%%
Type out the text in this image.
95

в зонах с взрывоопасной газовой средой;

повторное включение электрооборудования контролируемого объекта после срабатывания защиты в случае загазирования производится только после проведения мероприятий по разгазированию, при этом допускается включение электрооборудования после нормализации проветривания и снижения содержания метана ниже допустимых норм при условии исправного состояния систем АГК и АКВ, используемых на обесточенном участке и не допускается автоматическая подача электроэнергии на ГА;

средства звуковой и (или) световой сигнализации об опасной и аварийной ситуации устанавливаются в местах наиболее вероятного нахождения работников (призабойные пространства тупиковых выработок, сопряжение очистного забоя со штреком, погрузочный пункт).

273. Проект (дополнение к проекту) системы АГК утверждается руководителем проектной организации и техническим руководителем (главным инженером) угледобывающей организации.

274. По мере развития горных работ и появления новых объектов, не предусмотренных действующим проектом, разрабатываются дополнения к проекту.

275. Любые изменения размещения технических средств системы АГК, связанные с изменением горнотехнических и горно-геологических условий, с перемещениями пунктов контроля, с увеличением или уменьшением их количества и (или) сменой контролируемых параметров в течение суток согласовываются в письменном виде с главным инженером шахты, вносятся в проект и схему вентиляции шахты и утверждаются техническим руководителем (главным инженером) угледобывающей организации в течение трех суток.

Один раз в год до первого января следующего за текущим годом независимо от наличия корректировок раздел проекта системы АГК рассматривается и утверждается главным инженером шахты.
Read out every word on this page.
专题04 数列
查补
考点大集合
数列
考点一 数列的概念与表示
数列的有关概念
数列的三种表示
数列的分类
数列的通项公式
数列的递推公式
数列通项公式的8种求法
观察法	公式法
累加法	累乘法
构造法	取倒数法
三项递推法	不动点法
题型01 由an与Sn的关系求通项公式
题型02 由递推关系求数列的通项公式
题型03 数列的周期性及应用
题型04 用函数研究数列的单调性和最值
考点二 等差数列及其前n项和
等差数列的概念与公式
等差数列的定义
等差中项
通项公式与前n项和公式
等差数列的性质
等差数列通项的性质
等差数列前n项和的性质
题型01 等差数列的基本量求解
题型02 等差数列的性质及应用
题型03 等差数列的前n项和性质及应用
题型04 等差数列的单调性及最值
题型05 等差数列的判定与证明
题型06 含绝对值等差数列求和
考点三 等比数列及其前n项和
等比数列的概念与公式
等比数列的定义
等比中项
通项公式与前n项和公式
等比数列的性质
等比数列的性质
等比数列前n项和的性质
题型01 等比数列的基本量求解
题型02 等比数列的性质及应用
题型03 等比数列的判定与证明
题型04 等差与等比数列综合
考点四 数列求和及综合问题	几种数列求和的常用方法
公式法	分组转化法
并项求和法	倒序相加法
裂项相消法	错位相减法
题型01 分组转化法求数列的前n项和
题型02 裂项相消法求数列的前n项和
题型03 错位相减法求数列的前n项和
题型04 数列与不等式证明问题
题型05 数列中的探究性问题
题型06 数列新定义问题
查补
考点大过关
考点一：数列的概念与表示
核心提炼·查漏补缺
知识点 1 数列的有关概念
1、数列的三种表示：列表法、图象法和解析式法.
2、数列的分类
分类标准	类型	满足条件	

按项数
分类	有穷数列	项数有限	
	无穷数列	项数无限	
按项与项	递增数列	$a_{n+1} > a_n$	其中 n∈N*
%%
%%
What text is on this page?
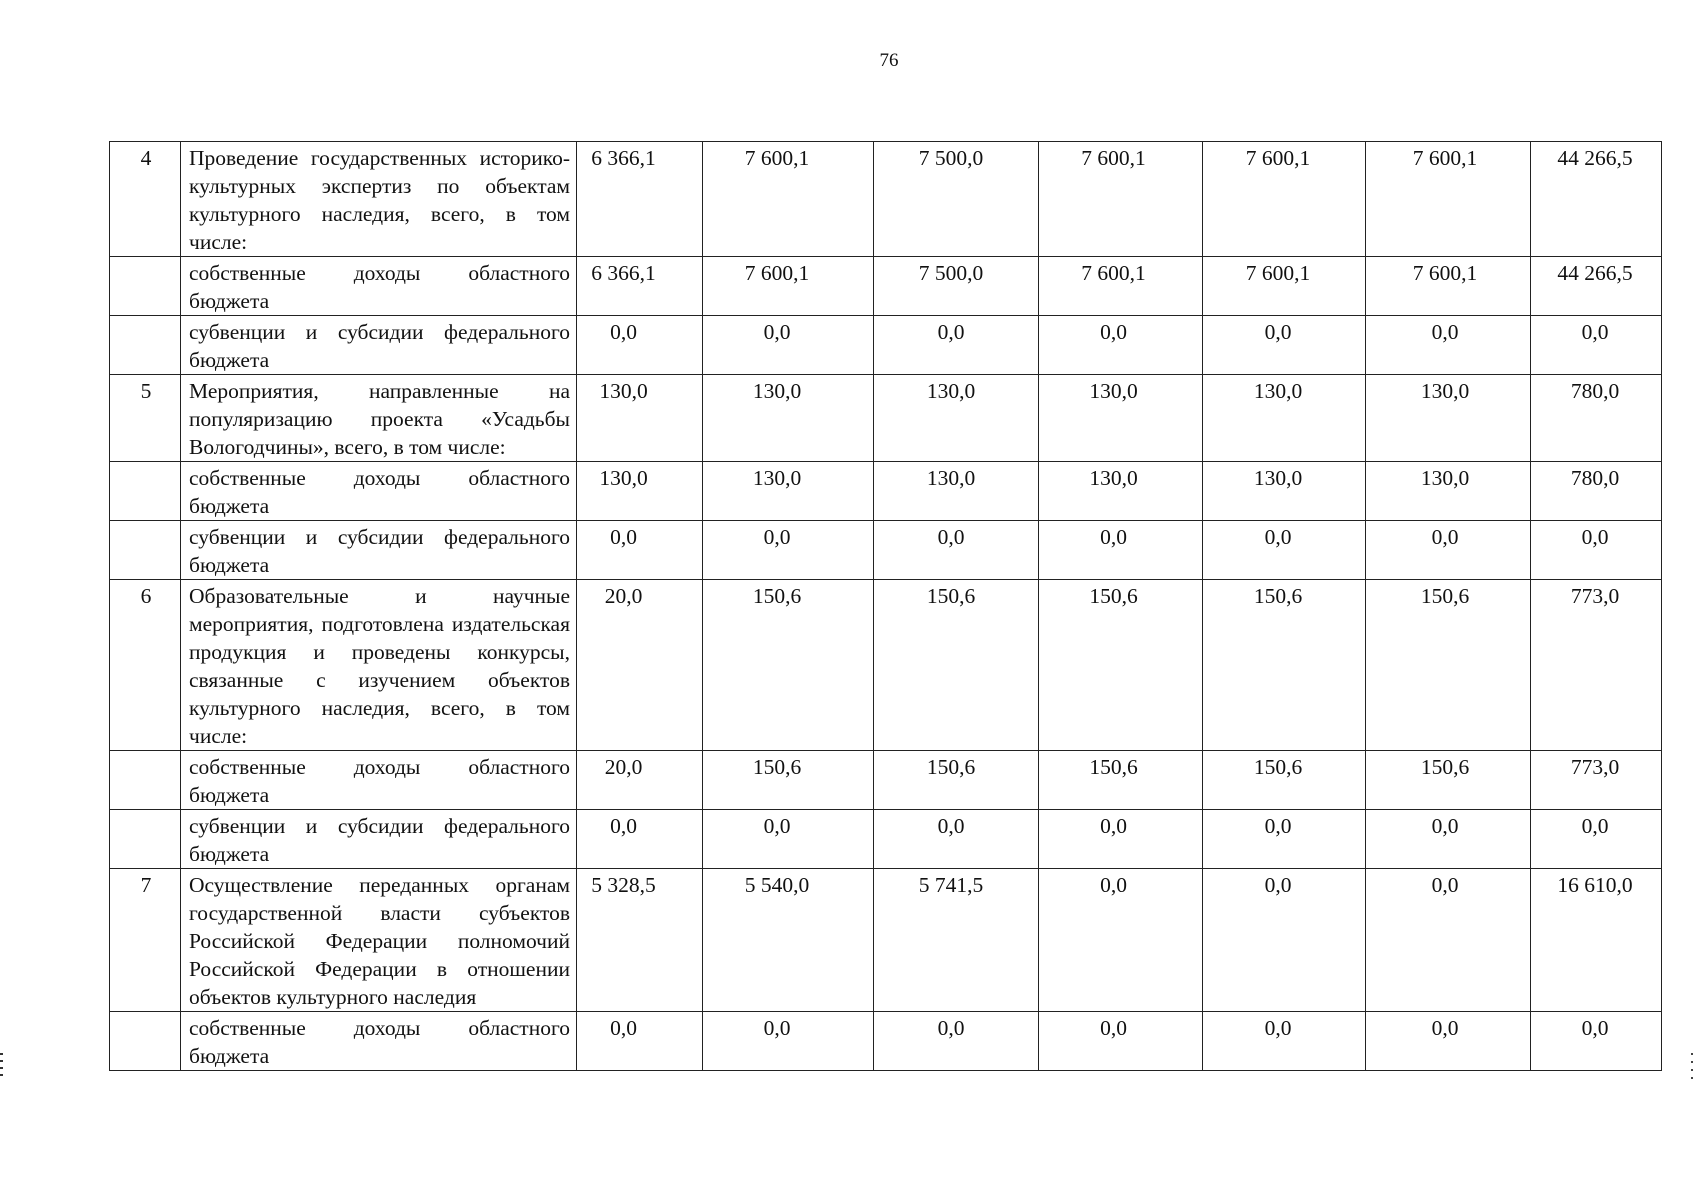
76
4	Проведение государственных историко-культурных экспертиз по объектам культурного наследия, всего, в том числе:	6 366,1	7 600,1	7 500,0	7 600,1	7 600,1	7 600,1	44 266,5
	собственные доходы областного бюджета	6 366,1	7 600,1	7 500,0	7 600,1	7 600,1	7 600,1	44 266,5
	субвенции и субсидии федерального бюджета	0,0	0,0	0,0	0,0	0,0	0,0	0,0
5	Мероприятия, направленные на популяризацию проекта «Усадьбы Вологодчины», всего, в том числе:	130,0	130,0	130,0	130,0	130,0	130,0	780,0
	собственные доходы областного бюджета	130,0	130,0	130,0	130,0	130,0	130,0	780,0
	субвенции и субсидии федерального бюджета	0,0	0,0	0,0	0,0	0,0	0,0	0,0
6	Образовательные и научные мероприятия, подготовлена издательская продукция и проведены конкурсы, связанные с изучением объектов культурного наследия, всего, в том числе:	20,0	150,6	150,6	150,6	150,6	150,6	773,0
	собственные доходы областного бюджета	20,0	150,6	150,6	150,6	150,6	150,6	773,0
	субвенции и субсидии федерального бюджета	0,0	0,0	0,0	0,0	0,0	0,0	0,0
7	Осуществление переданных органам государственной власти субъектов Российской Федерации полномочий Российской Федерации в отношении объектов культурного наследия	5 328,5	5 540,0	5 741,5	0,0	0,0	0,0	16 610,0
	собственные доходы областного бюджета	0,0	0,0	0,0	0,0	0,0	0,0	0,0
%%
• _Work required_:
Take each line containing the string "собственные" and copy it out.

• _Task result_:
	собственные доходы областного бюджета	6 366,1	7 600,1	7 500,0	7 600,1	7 600,1	7 600,1	44 266,5
	собственные доходы областного бюджета	130,0	130,0	130,0	130,0	130,0	130,0	780,0
	собственные доходы областного бюджета	20,0	150,6	150,6	150,6	150,6	150,6	773,0
	собственные доходы областного бюджета	0,0	0,0	0,0	0,0	0,0	0,0	0,0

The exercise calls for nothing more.